Exercise goal
Extract every line that contains the word "flag".

Stored entries:
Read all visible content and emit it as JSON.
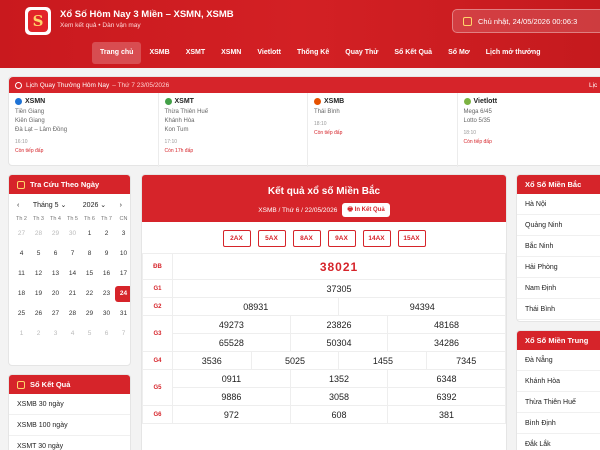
{
  "header": {
    "logo_letter": "S",
    "title": "Xổ Số Hôm Nay 3 Miền – XSMN, XSMB",
    "subtitle": "Xem kết quả • Dàn vận may",
    "date_text": "Chủ nhật, 24/05/2026 00:06:3"
  },
  "nav": [
    "Trang chủ",
    "XSMB",
    "XSMT",
    "XSMN",
    "Vietlott",
    "Thống Kê",
    "Quay Thử",
    "Sổ Kết Quả",
    "Sổ Mơ",
    "Lịch mở thưởng"
  ],
  "schedule": {
    "title": "Lịch Quay Thưởng Hôm Nay",
    "date": "– Thứ 7 23/05/2026",
    "right_label": "Lịc",
    "columns": [
      {
        "region": "XSMN",
        "color": "#1e73d6",
        "provinces": [
          "Tiền Giang",
          "Kiên Giang",
          "Đà Lạt – Lâm Đồng"
        ],
        "time": "16:10",
        "status": "Còn tiếp đấp"
      },
      {
        "region": "XSMT",
        "color": "#43a047",
        "provinces": [
          "Thừa Thiên Huế",
          "Khánh Hòa",
          "Kon Tum"
        ],
        "time": "17:10",
        "status": "Còn 17h đấp"
      },
      {
        "region": "XSMB",
        "color": "#e65100",
        "provinces": [
          "Thái Bình"
        ],
        "time": "18:10",
        "status": "Còn tiếp đấp"
      },
      {
        "region": "Vietlott",
        "color": "#7cb342",
        "provinces": [
          "Mega 6/45",
          "Lotto 5/35"
        ],
        "time": "18:10",
        "status": "Còn tiếp đấp"
      }
    ]
  },
  "calendar": {
    "title": "Tra Cứu Theo Ngày",
    "month": "Tháng 5",
    "year": "2026",
    "prev": "‹",
    "next": "›",
    "day_names": [
      "Th 2",
      "Th 3",
      "Th 4",
      "Th 5",
      "Th 6",
      "Th 7",
      "CN"
    ],
    "days": [
      {
        "d": "27",
        "m": true
      },
      {
        "d": "28",
        "m": true
      },
      {
        "d": "29",
        "m": true
      },
      {
        "d": "30",
        "m": true
      },
      {
        "d": "1"
      },
      {
        "d": "2"
      },
      {
        "d": "3"
      },
      {
        "d": "4"
      },
      {
        "d": "5"
      },
      {
        "d": "6"
      },
      {
        "d": "7"
      },
      {
        "d": "8"
      },
      {
        "d": "9"
      },
      {
        "d": "10"
      },
      {
        "d": "11"
      },
      {
        "d": "12"
      },
      {
        "d": "13"
      },
      {
        "d": "14"
      },
      {
        "d": "15"
      },
      {
        "d": "16"
      },
      {
        "d": "17"
      },
      {
        "d": "18"
      },
      {
        "d": "19"
      },
      {
        "d": "20"
      },
      {
        "d": "21"
      },
      {
        "d": "22"
      },
      {
        "d": "23"
      },
      {
        "d": "24",
        "t": true
      },
      {
        "d": "25"
      },
      {
        "d": "26"
      },
      {
        "d": "27"
      },
      {
        "d": "28"
      },
      {
        "d": "29"
      },
      {
        "d": "30"
      },
      {
        "d": "31"
      },
      {
        "d": "1",
        "m": true
      },
      {
        "d": "2",
        "m": true
      },
      {
        "d": "3",
        "m": true
      },
      {
        "d": "4",
        "m": true
      },
      {
        "d": "5",
        "m": true
      },
      {
        "d": "6",
        "m": true
      },
      {
        "d": "7",
        "m": true
      }
    ]
  },
  "books": {
    "title": "Sổ Kết Quả",
    "items": [
      "XSMB 30 ngày",
      "XSMB 100 ngày",
      "XSMT 30 ngày"
    ]
  },
  "results": {
    "title": "Kết quả xổ số Miền Bắc",
    "subtitle": "XSMB / Thứ 6 / 22/05/2026",
    "print_label": "In Kết Quả",
    "modes": [
      "2AX",
      "5AX",
      "8AX",
      "9AX",
      "14AX",
      "15AX"
    ],
    "rows": [
      {
        "label": "ĐB",
        "cells": [
          [
            "38021"
          ]
        ]
      },
      {
        "label": "G1",
        "cells": [
          [
            "37305"
          ]
        ]
      },
      {
        "label": "G2",
        "cells": [
          [
            "08931",
            "94394"
          ]
        ]
      },
      {
        "label": "G3",
        "cells": [
          [
            "49273",
            "23826",
            "48168"
          ],
          [
            "65528",
            "50304",
            "34286"
          ]
        ]
      },
      {
        "label": "G4",
        "cells": [
          [
            "3536",
            "5025",
            "1455",
            "7345"
          ]
        ]
      },
      {
        "label": "G5",
        "cells": [
          [
            "0911",
            "1352",
            "6348"
          ],
          [
            "9886",
            "3058",
            "6392"
          ]
        ]
      },
      {
        "label": "G6",
        "cells": [
          [
            "972",
            "608",
            "381"
          ]
        ]
      }
    ]
  },
  "north_panel": {
    "title": "Xổ Số Miền Bắc",
    "items": [
      "Hà Nội",
      "Quảng Ninh",
      "Bắc Ninh",
      "Hải Phòng",
      "Nam Định",
      "Thái Bình"
    ]
  },
  "central_panel": {
    "title": "Xổ Số Miền Trung",
    "items": [
      "Đà Nẵng",
      "Khánh Hòa",
      "Thừa Thiên Huế",
      "Bình Định",
      "Đắk Lắk"
    ]
  }
}
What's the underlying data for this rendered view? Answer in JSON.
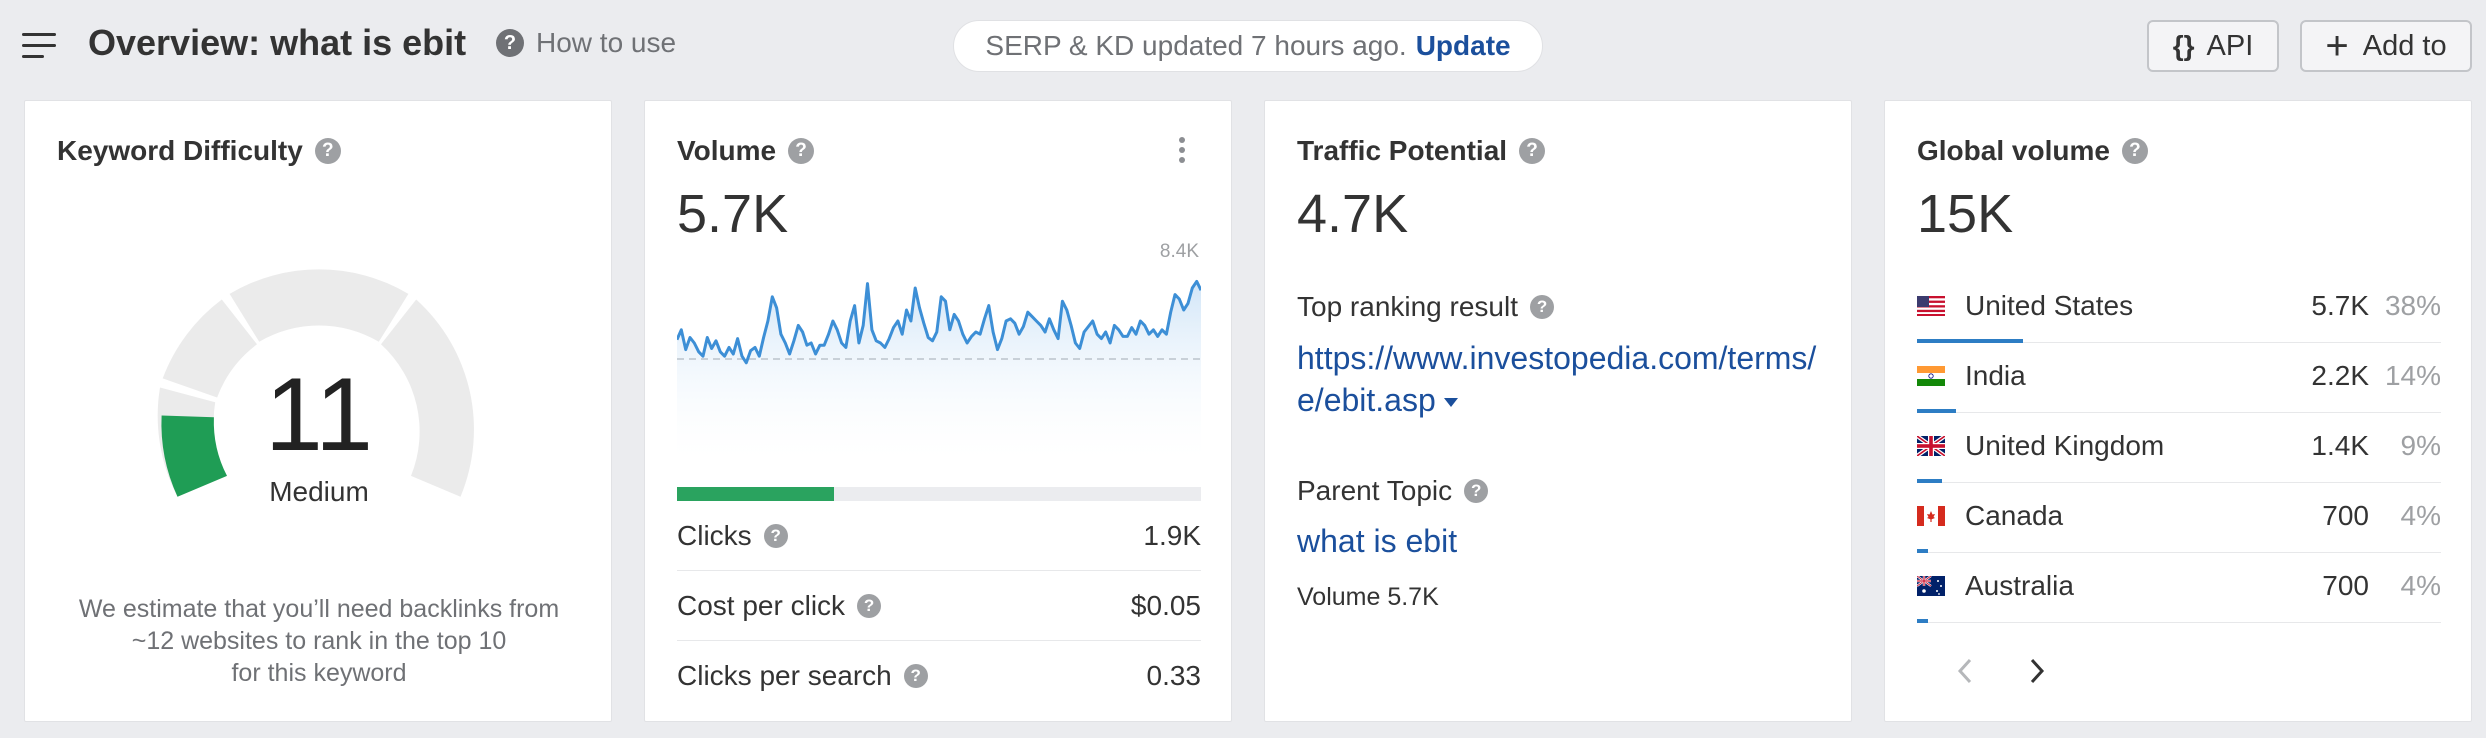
{
  "header": {
    "title": "Overview: what is ebit",
    "how_to_use": "How to use",
    "update_status": "SERP & KD updated 7 hours ago.",
    "update_link": "Update",
    "api_label": "API",
    "add_to_label": "Add to"
  },
  "kd": {
    "title": "Keyword Difficulty",
    "value": "11",
    "score": 11,
    "level": "Medium",
    "note": "We estimate that you’ll need backlinks from\n~12 websites to rank in the top 10\nfor this keyword",
    "accent_color": "#1f9d55"
  },
  "volume": {
    "title": "Volume",
    "value": "5.7K",
    "max_label": "8.4K",
    "clicks_share": 0.3,
    "progress_color": "#2aa35f",
    "line_color": "#3d8fd6",
    "trend": [
      43,
      52,
      34,
      45,
      40,
      32,
      28,
      45,
      35,
      42,
      32,
      28,
      36,
      30,
      44,
      28,
      22,
      33,
      36,
      28,
      45,
      60,
      82,
      72,
      48,
      40,
      30,
      42,
      56,
      50,
      38,
      40,
      30,
      38,
      38,
      48,
      60,
      52,
      40,
      36,
      60,
      74,
      40,
      56,
      94,
      52,
      42,
      40,
      36,
      44,
      54,
      60,
      48,
      70,
      60,
      90,
      72,
      58,
      45,
      42,
      50,
      82,
      78,
      52,
      66,
      60,
      48,
      40,
      46,
      50,
      48,
      62,
      74,
      50,
      34,
      44,
      60,
      62,
      58,
      48,
      55,
      68,
      64,
      60,
      56,
      50,
      62,
      52,
      44,
      78,
      70,
      56,
      40,
      35,
      50,
      55,
      60,
      48,
      44,
      50,
      40,
      56,
      52,
      46,
      46,
      54,
      48,
      60,
      56,
      48,
      52,
      46,
      52,
      48,
      68,
      84,
      80,
      70,
      76,
      90,
      96,
      88
    ]
  },
  "metrics": [
    {
      "label": "Clicks",
      "value": "1.9K"
    },
    {
      "label": "Cost per click",
      "value": "$0.05"
    },
    {
      "label": "Clicks per search",
      "value": "0.33"
    }
  ],
  "traffic": {
    "title": "Traffic Potential",
    "value": "4.7K",
    "top_result_label": "Top ranking result",
    "top_result_url": "https://www.investopedia.com/terms/e/ebit.asp",
    "parent_topic_label": "Parent Topic",
    "parent_topic": "what is ebit",
    "parent_volume": "Volume 5.7K"
  },
  "global": {
    "title": "Global volume",
    "value": "15K",
    "bar_color": "#2d7dc4",
    "countries": [
      {
        "name": "United States",
        "volume": "5.7K",
        "pct": "38%",
        "share": 0.38,
        "flag": "us-flag-icon"
      },
      {
        "name": "India",
        "volume": "2.2K",
        "pct": "14%",
        "share": 0.14,
        "flag": "india-flag-icon"
      },
      {
        "name": "United Kingdom",
        "volume": "1.4K",
        "pct": "9%",
        "share": 0.09,
        "flag": "uk-flag-icon"
      },
      {
        "name": "Canada",
        "volume": "700",
        "pct": "4%",
        "share": 0.04,
        "flag": "canada-flag-icon"
      },
      {
        "name": "Australia",
        "volume": "700",
        "pct": "4%",
        "share": 0.04,
        "flag": "australia-flag-icon"
      }
    ]
  }
}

In response
        "flag": "us-flag-icon"
        "flag": "india-flag-icon"
        "flag": "uk-flag-icon"
        "flag": "canada-flag-icon"
        "flag": "australia-flag-icon"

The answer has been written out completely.